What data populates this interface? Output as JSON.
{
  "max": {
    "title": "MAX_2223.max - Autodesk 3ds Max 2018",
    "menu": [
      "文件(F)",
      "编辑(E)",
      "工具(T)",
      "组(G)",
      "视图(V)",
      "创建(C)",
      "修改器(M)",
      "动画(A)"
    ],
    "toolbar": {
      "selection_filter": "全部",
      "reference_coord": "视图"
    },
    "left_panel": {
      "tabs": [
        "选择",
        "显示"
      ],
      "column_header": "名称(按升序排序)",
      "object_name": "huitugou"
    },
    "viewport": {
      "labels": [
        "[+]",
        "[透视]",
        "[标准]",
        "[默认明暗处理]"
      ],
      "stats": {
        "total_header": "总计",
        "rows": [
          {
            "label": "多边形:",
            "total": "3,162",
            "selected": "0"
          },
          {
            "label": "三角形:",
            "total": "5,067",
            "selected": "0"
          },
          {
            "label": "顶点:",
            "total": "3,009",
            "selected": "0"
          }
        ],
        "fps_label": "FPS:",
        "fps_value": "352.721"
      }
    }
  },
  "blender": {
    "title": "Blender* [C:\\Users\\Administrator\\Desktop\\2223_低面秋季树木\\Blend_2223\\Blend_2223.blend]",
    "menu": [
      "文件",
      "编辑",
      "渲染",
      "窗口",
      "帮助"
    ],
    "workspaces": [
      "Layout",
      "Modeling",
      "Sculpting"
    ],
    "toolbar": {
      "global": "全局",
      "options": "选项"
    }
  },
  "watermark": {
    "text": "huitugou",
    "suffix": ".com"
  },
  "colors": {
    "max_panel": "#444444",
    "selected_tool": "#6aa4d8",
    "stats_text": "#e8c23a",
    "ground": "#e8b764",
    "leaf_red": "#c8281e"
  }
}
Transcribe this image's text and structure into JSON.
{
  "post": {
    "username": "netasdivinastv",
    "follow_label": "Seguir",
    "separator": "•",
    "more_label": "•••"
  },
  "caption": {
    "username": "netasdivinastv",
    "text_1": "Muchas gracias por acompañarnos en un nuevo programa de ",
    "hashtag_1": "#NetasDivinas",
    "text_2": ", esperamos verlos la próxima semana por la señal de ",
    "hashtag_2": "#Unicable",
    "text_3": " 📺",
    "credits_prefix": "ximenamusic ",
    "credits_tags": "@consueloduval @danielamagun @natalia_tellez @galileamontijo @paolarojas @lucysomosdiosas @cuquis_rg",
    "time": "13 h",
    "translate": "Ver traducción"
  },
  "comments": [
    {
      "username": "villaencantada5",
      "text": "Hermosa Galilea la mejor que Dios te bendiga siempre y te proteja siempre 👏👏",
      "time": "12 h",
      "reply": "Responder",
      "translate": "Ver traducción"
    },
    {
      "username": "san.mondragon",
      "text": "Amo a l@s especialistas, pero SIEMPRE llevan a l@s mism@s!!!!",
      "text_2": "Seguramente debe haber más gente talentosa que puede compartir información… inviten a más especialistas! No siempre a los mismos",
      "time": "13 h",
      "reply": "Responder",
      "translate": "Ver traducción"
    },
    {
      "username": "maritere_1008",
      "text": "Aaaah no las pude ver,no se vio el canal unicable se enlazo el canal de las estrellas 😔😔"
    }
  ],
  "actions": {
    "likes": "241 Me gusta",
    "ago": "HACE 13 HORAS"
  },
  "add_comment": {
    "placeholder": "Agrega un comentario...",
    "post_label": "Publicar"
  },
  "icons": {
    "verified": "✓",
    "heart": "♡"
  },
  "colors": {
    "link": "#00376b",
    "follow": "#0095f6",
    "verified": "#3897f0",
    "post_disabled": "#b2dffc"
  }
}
◆ ◆ ◆ ◆
◆ **WORK TO DO**:
Transcribe exactly, and only, the lines from the one bearing "Transcribe this image's" through the last line of the entries, counting both.

◆ **WRITTEN ANSWER**:
Transcribe this image's text and structure into JSON.
{
  "post": {
    "username": "netasdivinastv",
    "follow_label": "Seguir",
    "separator": "•",
    "more_label": "•••"
  },
  "caption": {
    "username": "netasdivinastv",
    "text_1": "Muchas gracias por acompañarnos en un nuevo programa de ",
    "hashtag_1": "#NetasDivinas",
    "text_2": ", esperamos verlos la próxima semana por la señal de ",
    "hashtag_2": "#Unicable",
    "text_3": " 📺",
    "credits_prefix": "ximenamusic ",
    "credits_tags": "@consueloduval @danielamagun @natalia_tellez @galileamontijo @paolarojas @lucysomosdiosas @cuquis_rg",
    "time": "13 h",
    "translate": "Ver traducción"
  },
  "comments": [
    {
      "username": "villaencantada5",
      "text": "Hermosa Galilea la mejor que Dios te bendiga siempre y te proteja siempre 👏👏",
      "time": "12 h",
      "reply": "Responder",
      "translate": "Ver traducción"
    },
    {
      "username": "san.mondragon",
      "text": "Amo a l@s especialistas, pero SIEMPRE llevan a l@s mism@s!!!!",
      "text_2": "Seguramente debe haber más gente talentosa que puede compartir información… inviten a más especialistas! No siempre a los mismos",
      "time": "13 h",
      "reply": "Responder",
      "translate": "Ver traducción"
    },
    {
      "username": "maritere_1008",
      "text": "Aaaah no las pude ver,no se vio el canal unicable se enlazo el canal de las estrellas 😔😔"
    }
  ],
  "actions": {
    "likes": "241 Me gusta",
    "ago": "HACE 13 HORAS"
  },
  "add_comment": {
    "placeholder": "Agrega un comentario...",
    "post_label": "Publicar"
  },
  "icons": {
    "verified": "✓",
    "heart": "♡"
  },
  "colors": {
    "link": "#00376b",
    "follow": "#0095f6",
    "verified": "#3897f0",
    "post_disabled": "#b2dffc"
  }
}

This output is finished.